* START MATERIAL FOR THIS TASK *

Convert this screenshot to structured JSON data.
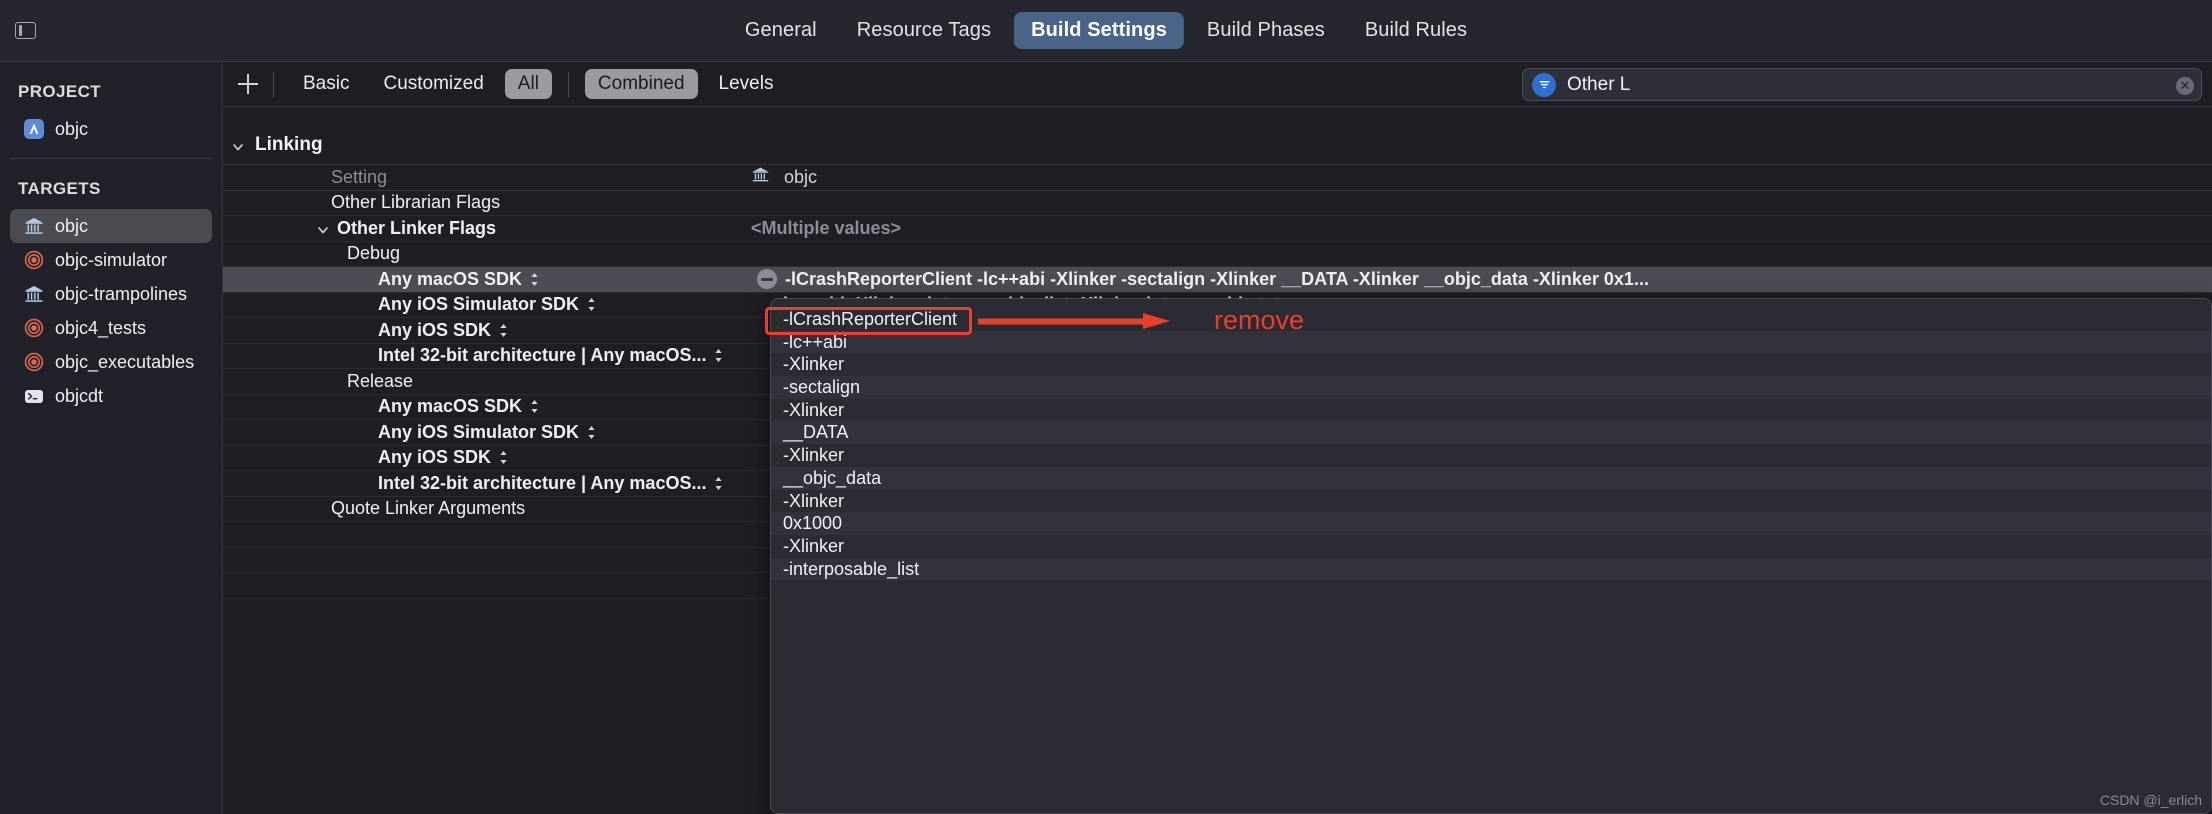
{
  "toolbar": {
    "sidebar_toggle_icon": "sidebar-toggle-icon",
    "tabs": [
      {
        "label": "General",
        "active": false
      },
      {
        "label": "Resource Tags",
        "active": false
      },
      {
        "label": "Build Settings",
        "active": true
      },
      {
        "label": "Build Phases",
        "active": false
      },
      {
        "label": "Build Rules",
        "active": false
      }
    ]
  },
  "sidebar": {
    "project_label": "PROJECT",
    "project_items": [
      {
        "label": "objc",
        "icon": "app-icon",
        "selected": false
      }
    ],
    "targets_label": "TARGETS",
    "target_items": [
      {
        "label": "objc",
        "icon": "library-icon",
        "selected": true
      },
      {
        "label": "objc-simulator",
        "icon": "bullseye-icon",
        "selected": false
      },
      {
        "label": "objc-trampolines",
        "icon": "library-icon",
        "selected": false
      },
      {
        "label": "objc4_tests",
        "icon": "bullseye-icon",
        "selected": false
      },
      {
        "label": "objc_executables",
        "icon": "bullseye-icon",
        "selected": false
      },
      {
        "label": "objcdt",
        "icon": "terminal-icon",
        "selected": false
      }
    ]
  },
  "filterbar": {
    "add_label": "+",
    "segments": [
      {
        "label": "Basic",
        "on": false
      },
      {
        "label": "Customized",
        "on": false
      },
      {
        "label": "All",
        "on": true
      },
      {
        "label": "Combined",
        "on": true
      },
      {
        "label": "Levels",
        "on": false
      }
    ],
    "search": {
      "token": "Other L",
      "badge_icon": "filter-badge-icon",
      "clear_icon": "clear-icon",
      "accent": "#2f6fd0"
    }
  },
  "settings": {
    "group_title": "Linking",
    "columns": {
      "setting": "Setting",
      "target": "objc",
      "target_icon": "library-icon"
    },
    "rows": [
      {
        "name": "Other Librarian Flags",
        "value": "",
        "indent": 0,
        "bold": false,
        "expandable": false,
        "selected": false
      },
      {
        "name": "Other Linker Flags",
        "value": "<Multiple values>",
        "indent": 0,
        "bold": true,
        "expandable": true,
        "selected": false,
        "value_muted": true
      },
      {
        "name": "Debug",
        "value": "",
        "indent": 1,
        "bold": false,
        "expandable": false,
        "selected": false
      },
      {
        "name": "Any macOS SDK",
        "value": "-lCrashReporterClient -lc++abi -Xlinker -sectalign -Xlinker __DATA -Xlinker __objc_data -Xlinker 0x1...",
        "indent": 2,
        "bold": true,
        "expandable": false,
        "selected": true,
        "stepper": true,
        "minus": true
      },
      {
        "name": "Any iOS Simulator SDK",
        "value": "-lc++abi -Xlinker -interposable_list -Xlinker interposable.txt",
        "indent": 2,
        "bold": true,
        "expandable": false,
        "selected": false,
        "stepper": true
      },
      {
        "name": "Any iOS SDK",
        "value": "",
        "indent": 2,
        "bold": true,
        "expandable": false,
        "selected": false,
        "stepper": true
      },
      {
        "name": "Intel 32-bit architecture | Any macOS...",
        "value": "",
        "indent": 2,
        "bold": true,
        "expandable": false,
        "selected": false,
        "stepper": true
      },
      {
        "name": "Release",
        "value": "",
        "indent": 1,
        "bold": false,
        "expandable": false,
        "selected": false
      },
      {
        "name": "Any macOS SDK",
        "value": "",
        "indent": 2,
        "bold": true,
        "expandable": false,
        "selected": false,
        "stepper": true
      },
      {
        "name": "Any iOS Simulator SDK",
        "value": "",
        "indent": 2,
        "bold": true,
        "expandable": false,
        "selected": false,
        "stepper": true
      },
      {
        "name": "Any iOS SDK",
        "value": "",
        "indent": 2,
        "bold": true,
        "expandable": false,
        "selected": false,
        "stepper": true
      },
      {
        "name": "Intel 32-bit architecture | Any macOS...",
        "value": "",
        "indent": 2,
        "bold": true,
        "expandable": false,
        "selected": false,
        "stepper": true
      },
      {
        "name": "Quote Linker Arguments",
        "value": "",
        "indent": 0,
        "bold": false,
        "expandable": false,
        "selected": false
      }
    ]
  },
  "popup": {
    "items": [
      "-lCrashReporterClient",
      "-lc++abi",
      "-Xlinker",
      "-sectalign",
      "-Xlinker",
      "__DATA",
      "-Xlinker",
      "__objc_data",
      "-Xlinker",
      "0x1000",
      "-Xlinker",
      "-interposable_list"
    ]
  },
  "annotations": {
    "remove_label": "remove",
    "accent": "#e8402a",
    "watermark": "CSDN @i_erlich"
  }
}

* END MATERIAL FOR THIS TASK *

Leave out the pictures and print each record exactly as it stands.

TASK SOLUTION:
Convert this screenshot to structured JSON data.
{
  "toolbar": {
    "sidebar_toggle_icon": "sidebar-toggle-icon",
    "tabs": [
      {
        "label": "General",
        "active": false
      },
      {
        "label": "Resource Tags",
        "active": false
      },
      {
        "label": "Build Settings",
        "active": true
      },
      {
        "label": "Build Phases",
        "active": false
      },
      {
        "label": "Build Rules",
        "active": false
      }
    ]
  },
  "sidebar": {
    "project_label": "PROJECT",
    "project_items": [
      {
        "label": "objc",
        "icon": "app-icon",
        "selected": false
      }
    ],
    "targets_label": "TARGETS",
    "target_items": [
      {
        "label": "objc",
        "icon": "library-icon",
        "selected": true
      },
      {
        "label": "objc-simulator",
        "icon": "bullseye-icon",
        "selected": false
      },
      {
        "label": "objc-trampolines",
        "icon": "library-icon",
        "selected": false
      },
      {
        "label": "objc4_tests",
        "icon": "bullseye-icon",
        "selected": false
      },
      {
        "label": "objc_executables",
        "icon": "bullseye-icon",
        "selected": false
      },
      {
        "label": "objcdt",
        "icon": "terminal-icon",
        "selected": false
      }
    ]
  },
  "filterbar": {
    "add_label": "+",
    "segments": [
      {
        "label": "Basic",
        "on": false
      },
      {
        "label": "Customized",
        "on": false
      },
      {
        "label": "All",
        "on": true
      },
      {
        "label": "Combined",
        "on": true
      },
      {
        "label": "Levels",
        "on": false
      }
    ],
    "search": {
      "token": "Other L",
      "badge_icon": "filter-badge-icon",
      "clear_icon": "clear-icon",
      "accent": "#2f6fd0"
    }
  },
  "settings": {
    "group_title": "Linking",
    "columns": {
      "setting": "Setting",
      "target": "objc",
      "target_icon": "library-icon"
    },
    "rows": [
      {
        "name": "Other Librarian Flags",
        "value": "",
        "indent": 0,
        "bold": false,
        "expandable": false,
        "selected": false
      },
      {
        "name": "Other Linker Flags",
        "value": "<Multiple values>",
        "indent": 0,
        "bold": true,
        "expandable": true,
        "selected": false,
        "value_muted": true
      },
      {
        "name": "Debug",
        "value": "",
        "indent": 1,
        "bold": false,
        "expandable": false,
        "selected": false
      },
      {
        "name": "Any macOS SDK",
        "value": "-lCrashReporterClient -lc++abi -Xlinker -sectalign -Xlinker __DATA -Xlinker __objc_data -Xlinker 0x1...",
        "indent": 2,
        "bold": true,
        "expandable": false,
        "selected": true,
        "stepper": true,
        "minus": true
      },
      {
        "name": "Any iOS Simulator SDK",
        "value": "-lc++abi -Xlinker -interposable_list -Xlinker interposable.txt",
        "indent": 2,
        "bold": true,
        "expandable": false,
        "selected": false,
        "stepper": true
      },
      {
        "name": "Any iOS SDK",
        "value": "",
        "indent": 2,
        "bold": true,
        "expandable": false,
        "selected": false,
        "stepper": true
      },
      {
        "name": "Intel 32-bit architecture | Any macOS...",
        "value": "",
        "indent": 2,
        "bold": true,
        "expandable": false,
        "selected": false,
        "stepper": true
      },
      {
        "name": "Release",
        "value": "",
        "indent": 1,
        "bold": false,
        "expandable": false,
        "selected": false
      },
      {
        "name": "Any macOS SDK",
        "value": "",
        "indent": 2,
        "bold": true,
        "expandable": false,
        "selected": false,
        "stepper": true
      },
      {
        "name": "Any iOS Simulator SDK",
        "value": "",
        "indent": 2,
        "bold": true,
        "expandable": false,
        "selected": false,
        "stepper": true
      },
      {
        "name": "Any iOS SDK",
        "value": "",
        "indent": 2,
        "bold": true,
        "expandable": false,
        "selected": false,
        "stepper": true
      },
      {
        "name": "Intel 32-bit architecture | Any macOS...",
        "value": "",
        "indent": 2,
        "bold": true,
        "expandable": false,
        "selected": false,
        "stepper": true
      },
      {
        "name": "Quote Linker Arguments",
        "value": "",
        "indent": 0,
        "bold": false,
        "expandable": false,
        "selected": false
      }
    ]
  },
  "popup": {
    "items": [
      "-lCrashReporterClient",
      "-lc++abi",
      "-Xlinker",
      "-sectalign",
      "-Xlinker",
      "__DATA",
      "-Xlinker",
      "__objc_data",
      "-Xlinker",
      "0x1000",
      "-Xlinker",
      "-interposable_list"
    ]
  },
  "annotations": {
    "remove_label": "remove",
    "accent": "#e8402a",
    "watermark": "CSDN @i_erlich"
  }
}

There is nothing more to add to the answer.